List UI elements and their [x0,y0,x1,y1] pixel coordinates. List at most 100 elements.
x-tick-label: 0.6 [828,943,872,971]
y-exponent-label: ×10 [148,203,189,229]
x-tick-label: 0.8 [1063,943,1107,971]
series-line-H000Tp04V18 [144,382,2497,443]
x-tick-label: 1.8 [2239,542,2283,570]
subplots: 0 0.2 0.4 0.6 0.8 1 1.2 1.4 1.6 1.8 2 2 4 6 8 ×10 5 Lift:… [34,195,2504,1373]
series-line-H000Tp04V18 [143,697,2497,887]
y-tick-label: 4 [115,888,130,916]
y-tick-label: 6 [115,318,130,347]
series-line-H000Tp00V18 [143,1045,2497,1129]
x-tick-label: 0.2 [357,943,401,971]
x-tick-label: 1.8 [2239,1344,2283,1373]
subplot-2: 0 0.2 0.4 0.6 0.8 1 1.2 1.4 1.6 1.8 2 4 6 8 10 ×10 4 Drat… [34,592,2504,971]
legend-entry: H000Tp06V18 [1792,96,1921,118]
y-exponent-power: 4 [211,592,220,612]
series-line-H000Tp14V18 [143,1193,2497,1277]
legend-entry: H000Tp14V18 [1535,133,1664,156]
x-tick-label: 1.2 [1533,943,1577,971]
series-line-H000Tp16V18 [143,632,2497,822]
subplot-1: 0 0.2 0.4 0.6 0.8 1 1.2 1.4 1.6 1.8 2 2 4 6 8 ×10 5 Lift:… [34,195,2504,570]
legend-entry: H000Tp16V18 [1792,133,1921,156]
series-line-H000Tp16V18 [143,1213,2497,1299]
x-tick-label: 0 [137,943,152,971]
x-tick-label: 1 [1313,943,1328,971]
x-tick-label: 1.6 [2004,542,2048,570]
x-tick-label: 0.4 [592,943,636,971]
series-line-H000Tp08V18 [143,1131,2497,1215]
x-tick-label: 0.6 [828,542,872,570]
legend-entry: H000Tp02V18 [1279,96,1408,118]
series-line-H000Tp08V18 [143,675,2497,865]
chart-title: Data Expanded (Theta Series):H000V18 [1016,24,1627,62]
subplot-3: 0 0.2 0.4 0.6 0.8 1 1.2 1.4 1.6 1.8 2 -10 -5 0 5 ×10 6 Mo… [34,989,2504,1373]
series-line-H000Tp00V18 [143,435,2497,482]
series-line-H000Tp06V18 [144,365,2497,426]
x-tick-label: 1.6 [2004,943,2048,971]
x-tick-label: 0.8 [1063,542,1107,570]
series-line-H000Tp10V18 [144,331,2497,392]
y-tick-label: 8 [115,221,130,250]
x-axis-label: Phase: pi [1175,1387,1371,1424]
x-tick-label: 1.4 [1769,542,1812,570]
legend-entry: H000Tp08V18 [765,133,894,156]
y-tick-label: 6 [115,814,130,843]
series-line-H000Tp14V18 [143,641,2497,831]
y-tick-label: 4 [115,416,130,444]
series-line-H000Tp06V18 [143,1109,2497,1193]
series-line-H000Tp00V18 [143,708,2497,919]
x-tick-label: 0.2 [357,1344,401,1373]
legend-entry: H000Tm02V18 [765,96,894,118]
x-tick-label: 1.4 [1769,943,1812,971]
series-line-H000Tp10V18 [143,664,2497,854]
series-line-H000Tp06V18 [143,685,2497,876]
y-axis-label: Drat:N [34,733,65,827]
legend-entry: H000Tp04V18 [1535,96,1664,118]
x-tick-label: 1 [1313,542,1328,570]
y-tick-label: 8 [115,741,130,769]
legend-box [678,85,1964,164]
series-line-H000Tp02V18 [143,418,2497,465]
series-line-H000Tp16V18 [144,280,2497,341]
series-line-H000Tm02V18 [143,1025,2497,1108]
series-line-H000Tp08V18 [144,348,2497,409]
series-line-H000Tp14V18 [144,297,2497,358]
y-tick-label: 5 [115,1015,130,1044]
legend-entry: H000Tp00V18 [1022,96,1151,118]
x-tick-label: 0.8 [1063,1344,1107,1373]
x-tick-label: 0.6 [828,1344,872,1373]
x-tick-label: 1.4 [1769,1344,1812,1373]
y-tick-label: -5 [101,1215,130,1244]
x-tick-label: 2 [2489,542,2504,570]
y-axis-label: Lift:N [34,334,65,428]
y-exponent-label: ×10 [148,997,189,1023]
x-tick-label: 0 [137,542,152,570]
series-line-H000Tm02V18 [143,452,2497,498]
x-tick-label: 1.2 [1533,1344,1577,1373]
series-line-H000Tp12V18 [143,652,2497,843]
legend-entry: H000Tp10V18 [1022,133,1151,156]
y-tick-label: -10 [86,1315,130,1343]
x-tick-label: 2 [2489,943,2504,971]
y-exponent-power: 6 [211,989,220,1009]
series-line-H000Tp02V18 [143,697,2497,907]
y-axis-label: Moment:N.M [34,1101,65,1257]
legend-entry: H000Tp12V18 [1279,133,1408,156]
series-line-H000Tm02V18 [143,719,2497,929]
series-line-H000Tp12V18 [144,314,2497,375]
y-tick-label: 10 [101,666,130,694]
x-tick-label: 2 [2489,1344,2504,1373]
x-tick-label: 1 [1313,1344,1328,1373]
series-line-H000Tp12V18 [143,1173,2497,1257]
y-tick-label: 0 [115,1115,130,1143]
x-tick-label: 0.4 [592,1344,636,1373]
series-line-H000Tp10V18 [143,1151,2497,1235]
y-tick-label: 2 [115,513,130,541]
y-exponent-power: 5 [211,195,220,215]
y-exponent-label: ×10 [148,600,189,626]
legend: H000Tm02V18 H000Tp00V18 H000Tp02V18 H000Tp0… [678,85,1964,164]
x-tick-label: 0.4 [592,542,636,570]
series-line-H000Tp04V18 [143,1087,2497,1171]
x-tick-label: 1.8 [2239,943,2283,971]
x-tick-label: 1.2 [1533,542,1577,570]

+ + +

Written problem
Recast everything from the first line of the items down to the line containing "x-tick-label: 1.8 [2239,1344,2283,1373]", both included, as a Markdown table with the columns Row and Item line. Number each row and skip any blank lines.

Solution
| Row | Item line |
|---|---|
| 1 | List UI elements and their [x0,y0,x1,y1] pixel coordinates. List at most 100 elements. |
| 2 | x-tick-label: 0.6 [828,943,872,971] |
| 3 | y-exponent-label: ×10 [148,203,189,229] |
| 4 | x-tick-label: 0.8 [1063,943,1107,971] |
| 5 | series-line-H000Tp04V18 [144,382,2497,443] |
| 6 | x-tick-label: 1.8 [2239,542,2283,570] |
| 7 | subplots: 0 0.2 0.4 0.6 0.8 1 1.2 1.4 1.6 1.8 2 2 4 6 8 ×10 5 Lift:… [34,195,2504,1373] |
| 8 | series-line-H000Tp04V18 [143,697,2497,887] |
| 9 | y-tick-label: 4 [115,888,130,916] |
| 10 | y-tick-label: 6 [115,318,130,347] |
| 11 | series-line-H000Tp00V18 [143,1045,2497,1129] |
| 12 | x-tick-label: 0.2 [357,943,401,971] |
| 13 | x-tick-label: 1.8 [2239,1344,2283,1373] |